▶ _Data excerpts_
────────────────────────────────────────

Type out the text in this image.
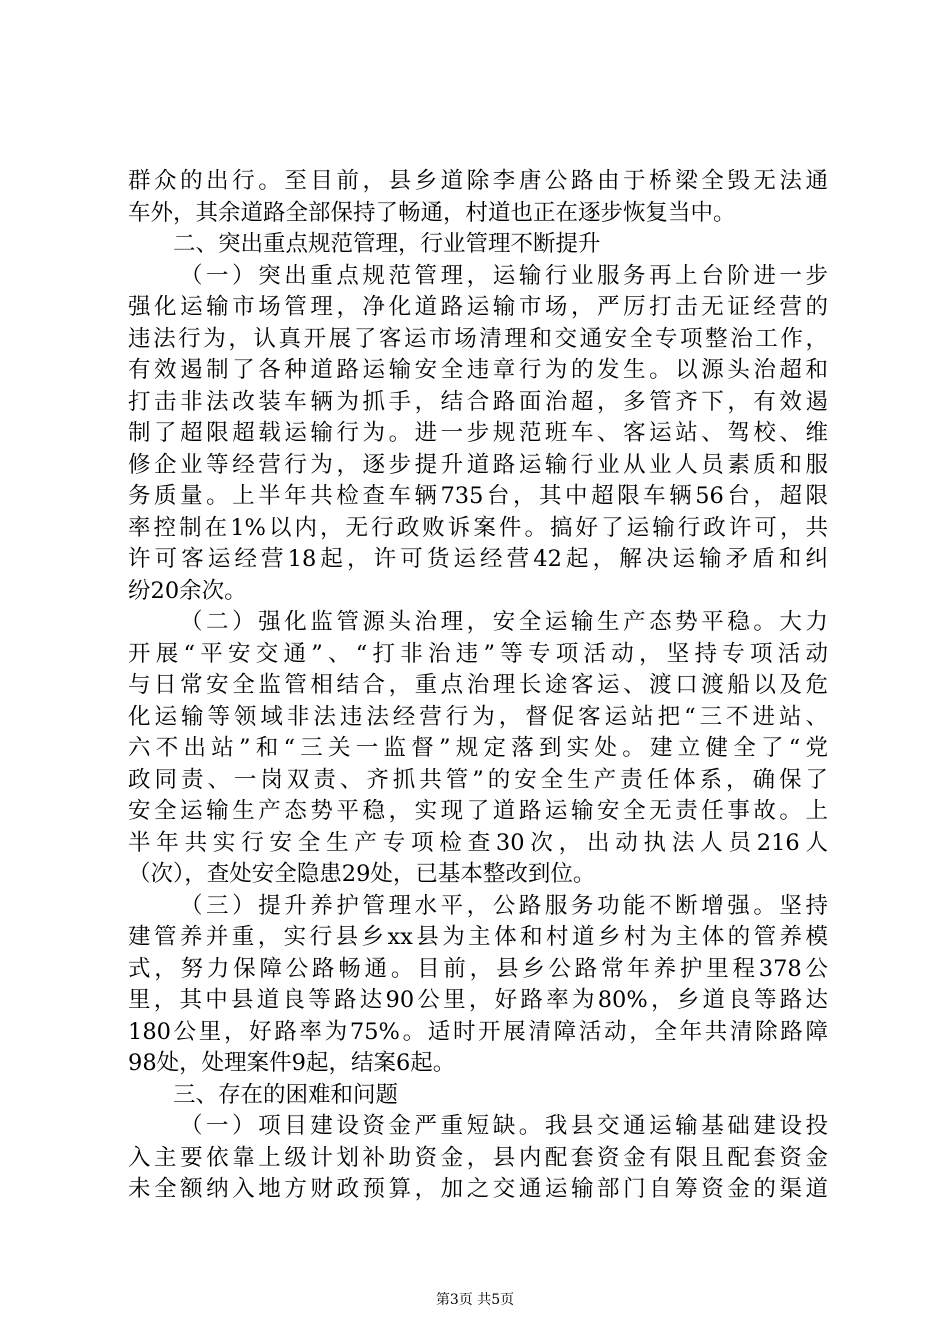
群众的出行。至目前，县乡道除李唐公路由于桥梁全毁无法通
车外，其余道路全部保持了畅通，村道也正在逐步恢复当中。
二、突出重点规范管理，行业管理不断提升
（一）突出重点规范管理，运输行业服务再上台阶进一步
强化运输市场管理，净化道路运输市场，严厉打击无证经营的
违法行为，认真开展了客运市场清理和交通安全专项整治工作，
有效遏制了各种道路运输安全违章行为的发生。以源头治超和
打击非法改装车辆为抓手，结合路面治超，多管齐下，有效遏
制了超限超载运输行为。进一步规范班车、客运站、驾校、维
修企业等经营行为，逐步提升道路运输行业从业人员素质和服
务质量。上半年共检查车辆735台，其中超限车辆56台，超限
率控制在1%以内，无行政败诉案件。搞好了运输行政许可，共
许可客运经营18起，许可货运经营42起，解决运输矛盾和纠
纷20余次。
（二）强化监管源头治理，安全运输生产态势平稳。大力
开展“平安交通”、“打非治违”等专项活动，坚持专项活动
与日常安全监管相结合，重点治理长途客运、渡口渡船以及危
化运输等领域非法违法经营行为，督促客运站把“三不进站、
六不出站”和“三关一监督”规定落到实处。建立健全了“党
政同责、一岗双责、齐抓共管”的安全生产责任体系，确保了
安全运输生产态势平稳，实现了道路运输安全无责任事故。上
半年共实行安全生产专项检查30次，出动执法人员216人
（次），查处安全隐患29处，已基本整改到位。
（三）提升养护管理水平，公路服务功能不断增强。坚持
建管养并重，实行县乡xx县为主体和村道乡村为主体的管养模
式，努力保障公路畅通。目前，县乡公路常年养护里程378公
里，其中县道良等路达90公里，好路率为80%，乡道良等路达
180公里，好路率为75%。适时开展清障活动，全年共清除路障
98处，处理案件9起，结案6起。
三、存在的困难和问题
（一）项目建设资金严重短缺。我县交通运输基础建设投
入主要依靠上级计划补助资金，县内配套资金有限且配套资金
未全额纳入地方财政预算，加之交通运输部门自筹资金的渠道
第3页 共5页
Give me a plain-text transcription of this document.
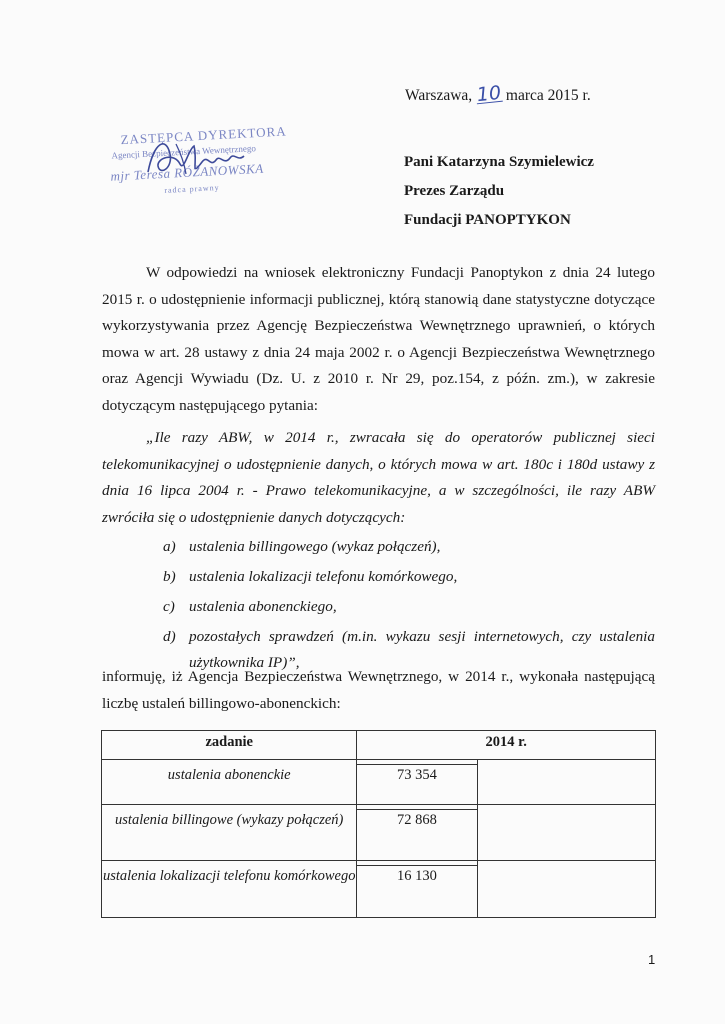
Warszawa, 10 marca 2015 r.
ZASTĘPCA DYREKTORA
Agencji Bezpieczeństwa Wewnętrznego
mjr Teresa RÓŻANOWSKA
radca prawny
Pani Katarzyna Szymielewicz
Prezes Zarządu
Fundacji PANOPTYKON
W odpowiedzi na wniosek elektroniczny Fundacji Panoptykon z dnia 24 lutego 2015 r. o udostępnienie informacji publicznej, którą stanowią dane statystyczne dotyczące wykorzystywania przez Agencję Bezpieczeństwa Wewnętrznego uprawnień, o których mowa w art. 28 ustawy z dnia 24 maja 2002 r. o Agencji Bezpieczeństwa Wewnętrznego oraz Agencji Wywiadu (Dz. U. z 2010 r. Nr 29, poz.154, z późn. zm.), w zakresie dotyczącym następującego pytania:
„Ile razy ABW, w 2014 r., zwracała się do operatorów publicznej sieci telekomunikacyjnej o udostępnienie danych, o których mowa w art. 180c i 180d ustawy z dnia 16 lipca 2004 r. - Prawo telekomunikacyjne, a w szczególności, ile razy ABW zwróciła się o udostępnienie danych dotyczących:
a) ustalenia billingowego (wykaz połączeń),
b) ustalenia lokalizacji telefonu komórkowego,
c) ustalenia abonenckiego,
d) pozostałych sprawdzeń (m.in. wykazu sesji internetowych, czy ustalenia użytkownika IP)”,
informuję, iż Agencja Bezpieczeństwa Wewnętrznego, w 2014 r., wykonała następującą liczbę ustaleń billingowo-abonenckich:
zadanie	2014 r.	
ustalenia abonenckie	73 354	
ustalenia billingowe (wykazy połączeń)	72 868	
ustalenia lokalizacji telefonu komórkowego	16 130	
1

────────────────────────────────────────

▶ _GIVEN INSTRUCTION_
Reproduce each line word for word and drop the pictures.

▶ _IN RESPONSE_
Type out the text in this image.
群众的出行。至目前，县乡道除李唐公路由于桥梁全毁无法通
车外，其余道路全部保持了畅通，村道也正在逐步恢复当中。
二、突出重点规范管理，行业管理不断提升
（一）突出重点规范管理，运输行业服务再上台阶进一步
强化运输市场管理，净化道路运输市场，严厉打击无证经营的
违法行为，认真开展了客运市场清理和交通安全专项整治工作，
有效遏制了各种道路运输安全违章行为的发生。以源头治超和
打击非法改装车辆为抓手，结合路面治超，多管齐下，有效遏
制了超限超载运输行为。进一步规范班车、客运站、驾校、维
修企业等经营行为，逐步提升道路运输行业从业人员素质和服
务质量。上半年共检查车辆735台，其中超限车辆56台，超限
率控制在1%以内，无行政败诉案件。搞好了运输行政许可，共
许可客运经营18起，许可货运经营42起，解决运输矛盾和纠
纷20余次。
（二）强化监管源头治理，安全运输生产态势平稳。大力
开展“平安交通”、“打非治违”等专项活动，坚持专项活动
与日常安全监管相结合，重点治理长途客运、渡口渡船以及危
化运输等领域非法违法经营行为，督促客运站把“三不进站、
六不出站”和“三关一监督”规定落到实处。建立健全了“党
政同责、一岗双责、齐抓共管”的安全生产责任体系，确保了
安全运输生产态势平稳，实现了道路运输安全无责任事故。上
半年共实行安全生产专项检查30次，出动执法人员216人
（次），查处安全隐患29处，已基本整改到位。
（三）提升养护管理水平，公路服务功能不断增强。坚持
建管养并重，实行县乡xx县为主体和村道乡村为主体的管养模
式，努力保障公路畅通。目前，县乡公路常年养护里程378公
里，其中县道良等路达90公里，好路率为80%，乡道良等路达
180公里，好路率为75%。适时开展清障活动，全年共清除路障
98处，处理案件9起，结案6起。
三、存在的困难和问题
（一）项目建设资金严重短缺。我县交通运输基础建设投
入主要依靠上级计划补助资金，县内配套资金有限且配套资金
未全额纳入地方财政预算，加之交通运输部门自筹资金的渠道
第3页 共5页
Give me a plain-text transcription of this document.
Warszawa, 10 marca 2015 r.
ZASTĘPCA DYREKTORA
Agencji Bezpieczeństwa Wewnętrznego
mjr Teresa RÓŻANOWSKA
radca prawny
Pani Katarzyna Szymielewicz
Prezes Zarządu
Fundacji PANOPTYKON
W odpowiedzi na wniosek elektroniczny Fundacji Panoptykon z dnia 24 lutego 2015 r. o udostępnienie informacji publicznej, którą stanowią dane statystyczne dotyczące wykorzystywania przez Agencję Bezpieczeństwa Wewnętrznego uprawnień, o których mowa w art. 28 ustawy z dnia 24 maja 2002 r. o Agencji Bezpieczeństwa Wewnętrznego oraz Agencji Wywiadu (Dz. U. z 2010 r. Nr 29, poz.154, z późn. zm.), w zakresie dotyczącym następującego pytania:
„Ile razy ABW, w 2014 r., zwracała się do operatorów publicznej sieci telekomunikacyjnej o udostępnienie danych, o których mowa w art. 180c i 180d ustawy z dnia 16 lipca 2004 r. - Prawo telekomunikacyjne, a w szczególności, ile razy ABW zwróciła się o udostępnienie danych dotyczących:
a) ustalenia billingowego (wykaz połączeń),
b) ustalenia lokalizacji telefonu komórkowego,
c) ustalenia abonenckiego,
d) pozostałych sprawdzeń (m.in. wykazu sesji internetowych, czy ustalenia użytkownika IP)”,
informuję, iż Agencja Bezpieczeństwa Wewnętrznego, w 2014 r., wykonała następującą liczbę ustaleń billingowo-abonenckich:
zadanie	2014 r.	
ustalenia abonenckie	73 354	
ustalenia billingowe (wykazy połączeń)	72 868	
ustalenia lokalizacji telefonu komórkowego	16 130	
1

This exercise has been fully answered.